§ **Excerpted data**

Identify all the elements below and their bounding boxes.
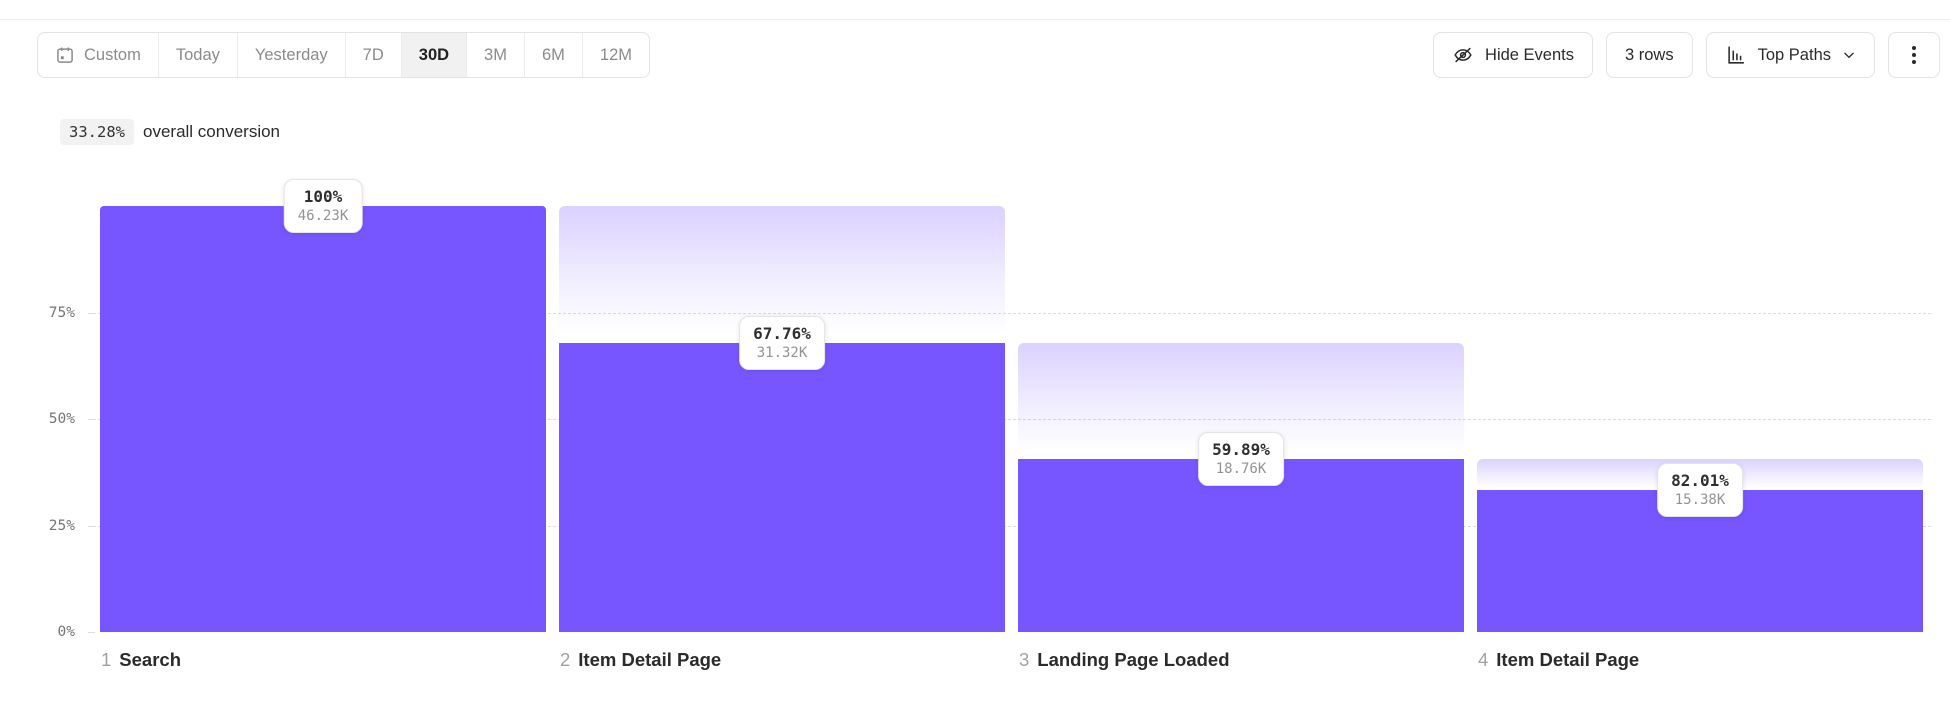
- funnel-step-2: 67.76% 31.32K 2 Item Detail Page: [559, 206, 1005, 670]
- conversion-percent: 100%: [303, 187, 343, 206]
- step-label: 3 Landing Page Loaded: [1019, 649, 1230, 671]
- step-name: Landing Page Loaded: [1037, 649, 1230, 670]
- rows-label: 3 rows: [1625, 45, 1674, 64]
- y-axis-tick: [88, 525, 95, 527]
- date-range-yesterday[interactable]: Yesterday: [238, 33, 346, 77]
- conversion-badge: 100% 46.23K: [283, 179, 363, 233]
- date-range-30d[interactable]: 30D: [401, 33, 468, 77]
- date-range-label: Today: [175, 45, 220, 64]
- date-range-12m[interactable]: 12M: [583, 33, 649, 77]
- funnel-bar-landing-page[interactable]: [1018, 459, 1464, 632]
- gridline-50: [88, 419, 1931, 420]
- toolbar: Custom Today Yesterday 7D 30D 3M 6M 12M: [37, 32, 1940, 78]
- top-paths-dropdown[interactable]: Top Paths: [1705, 32, 1875, 78]
- step-number: 3: [1019, 649, 1030, 670]
- funnel-step-4: 82.01% 15.38K 4 Item Detail Page: [1477, 206, 1923, 670]
- conversion-percent: 59.89%: [1212, 440, 1270, 460]
- date-range-selector: Custom Today Yesterday 7D 30D 3M 6M 12M: [37, 32, 650, 78]
- funnel-bar-item-detail[interactable]: [559, 343, 1005, 632]
- conversion-count: 15.38K: [1674, 492, 1726, 509]
- conversion-badge: 82.01% 15.38K: [1657, 463, 1743, 518]
- date-range-label: 3M: [484, 45, 507, 64]
- more-options-button[interactable]: [1888, 32, 1940, 78]
- y-axis-label-75: 75%: [48, 304, 75, 321]
- conversion-percent: 67.76%: [753, 324, 811, 344]
- overall-conversion-text: overall conversion: [143, 122, 281, 141]
- overall-conversion-summary: 33.28% overall conversion: [60, 119, 280, 145]
- step-name: Item Detail Page: [1496, 649, 1640, 670]
- toolbar-right-group: Hide Events 3 rows Top Paths: [1433, 32, 1940, 78]
- kebab-menu-icon: [1904, 44, 1924, 66]
- y-axis-label-50: 50%: [48, 411, 75, 427]
- gridline-75: [88, 312, 1931, 314]
- funnel-bars: 100% 46.23K 1 Search 67.76% 31.32K 2 Item …: [100, 179, 1923, 670]
- overall-conversion-value: 33.28%: [60, 119, 134, 145]
- date-range-7d[interactable]: 7D: [346, 33, 402, 77]
- date-range-label: 7D: [362, 45, 384, 64]
- gridline-25: [88, 525, 1931, 527]
- conversion-count: 31.32K: [756, 345, 808, 362]
- chevron-down-icon: [1842, 48, 1856, 62]
- y-axis-label-0: 0%: [57, 624, 75, 640]
- date-range-label: 6M: [541, 45, 565, 64]
- conversion-badge: 59.89% 18.76K: [1198, 432, 1284, 487]
- hide-events-button[interactable]: Hide Events: [1433, 32, 1593, 78]
- top-paths-label: Top Paths: [1757, 45, 1831, 64]
- step-number: 2: [560, 649, 571, 670]
- step-label: 1 Search: [101, 649, 181, 671]
- conversion-badge: 67.76% 31.32K: [739, 316, 825, 371]
- conversion-count: 18.76K: [1215, 461, 1267, 478]
- funnel-bar-search[interactable]: [100, 206, 546, 632]
- date-range-6m[interactable]: 6M: [525, 33, 583, 77]
- step-label: 4 Item Detail Page: [1478, 649, 1639, 671]
- bar-chart-icon: [1725, 44, 1747, 66]
- date-range-label: 30D: [418, 45, 450, 64]
- step-name: Search: [119, 649, 182, 670]
- date-range-label: Custom: [84, 45, 141, 64]
- step-name: Item Detail Page: [578, 649, 722, 670]
- step-label: 2 Item Detail Page: [560, 649, 721, 671]
- funnel-step-3: 59.89% 18.76K 3 Landing Page Loaded: [1018, 206, 1464, 670]
- rows-button[interactable]: 3 rows: [1606, 32, 1693, 78]
- eye-off-icon: [1452, 44, 1474, 66]
- calendar-icon: [55, 45, 75, 65]
- date-range-today[interactable]: Today: [159, 33, 238, 77]
- date-range-label: 12M: [599, 45, 632, 64]
- date-range-custom[interactable]: Custom: [38, 33, 159, 77]
- step-number: 4: [1478, 649, 1489, 670]
- y-axis-tick: [88, 632, 95, 633]
- step-number: 1: [101, 649, 112, 670]
- conversion-percent: 82.01%: [1671, 471, 1729, 491]
- funnel-step-1: 100% 46.23K 1 Search: [100, 179, 546, 670]
- y-axis-tick: [88, 419, 95, 420]
- funnel-chart: 75% 50% 25% 0% 100% 46.23K 1 Search: [49, 179, 1931, 670]
- y-axis-label-25: 25%: [48, 517, 75, 534]
- date-range-label: Yesterday: [254, 45, 328, 64]
- conversion-count: 46.23K: [297, 208, 349, 224]
- hide-events-label: Hide Events: [1485, 45, 1574, 64]
- y-axis-tick: [88, 312, 95, 314]
- top-divider: [0, 19, 1950, 20]
- date-range-3m[interactable]: 3M: [467, 33, 525, 77]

§ **Required work**
Please lay out the lines from the one containing "- funnel-step-2: 67.76%" through the one containing "- gridline-25: [88, 525, 1931, 527]" as a Markdown table with the columns Number and Text, where Number is the row number and Text is the line itself. Leave out any blank lines.

§ **Correct output**
| Number | Text |
|---|---|
| 1 | - funnel-step-2: 67.76% 31.32K 2 Item Detail Page: [559, 206, 1005, 670] |
| 2 | - conversion-percent: 100%: [303, 187, 343, 206] |
| 3 | - step-label: 3 Landing Page Loaded: [1019, 649, 1230, 671] |
| 4 | - step-name: Landing Page Loaded: [1037, 649, 1230, 670] |
| 5 | - rows-label: 3 rows: [1625, 45, 1674, 64] |
| 6 | - y-axis-tick: [88, 525, 95, 527] |
| 7 | - date-range-yesterday[interactable]: Yesterday: [238, 33, 346, 77] |
| 8 | - conversion-badge: 100% 46.23K: [283, 179, 363, 233] |
| 9 | - date-range-30d[interactable]: 30D: [401, 33, 468, 77] |
| 10 | - date-range-label: Today: [175, 45, 220, 64] |
| 11 | - date-range-12m[interactable]: 12M: [583, 33, 649, 77] |
| 12 | - funnel-bar-landing-page[interactable]: [1018, 459, 1464, 632] |
| 13 | - gridline-50: [88, 419, 1931, 420] |
| 14 | - toolbar: Custom Today Yesterday 7D 30D 3M 6M 12M: [37, 32, 1940, 78] |
| 15 | - top-paths-dropdown[interactable]: Top Paths: [1705, 32, 1875, 78] |
| 16 | - step-number: 3: [1019, 649, 1030, 670] |
| 17 | - funnel-step-4: 82.01% 15.38K 4 Item Detail Page: [1477, 206, 1923, 670] |
| 18 | - conversion-percent: 59.89%: [1212, 440, 1270, 460] |
| 19 | - date-range-selector: Custom Today Yesterday 7D 30D 3M 6M 12M: [37, 32, 650, 78] |
| 20 | - funnel-bar-item-detail[interactable]: [559, 343, 1005, 632] |
| 21 | - conversion-count: 15.38K: [1674, 492, 1726, 509] |
| 22 | - conversion-badge: 82.01% 15.38K: [1657, 463, 1743, 518] |
| 23 | - date-range-label: 3M: [484, 45, 507, 64] |
| 24 | - more-options-button[interactable]: [1888, 32, 1940, 78] |
| 25 | - y-axis-label-75: 75%: [48, 304, 75, 321] |
| 26 | - conversion-percent: 67.76%: [753, 324, 811, 344] |
| 27 | - overall-conversion-text: overall conversion: [143, 122, 281, 141] |
| 28 | - overall-conversion-summary: 33.28% overall conversion: [60, 119, 280, 145] |
| 29 | - step-name: Item Detail Page: [1496, 649, 1640, 670] |
| 30 | - toolbar-right-group: Hide Events 3 rows Top Paths: [1433, 32, 1940, 78] |
| 31 | - kebab-menu-icon: [1904, 44, 1924, 66] |
| 32 | - y-axis-label-50: 50%: [48, 411, 75, 427] |
| 33 | - gridline-75: [88, 312, 1931, 314] |
| 34 | - funnel-bars: 100% 46.23K 1 Search 67.76% 31.32K 2 Item …: [100, 179, 1923, 670] |
| 35 | - overall-conversion-value: 33.28%: [60, 119, 134, 145] |
| 36 | - date-range-7d[interactable]: 7D: [346, 33, 402, 77] |
| 37 | - date-range-label: 7D: [362, 45, 384, 64] |
| 38 | - gridline-25: [88, 525, 1931, 527] |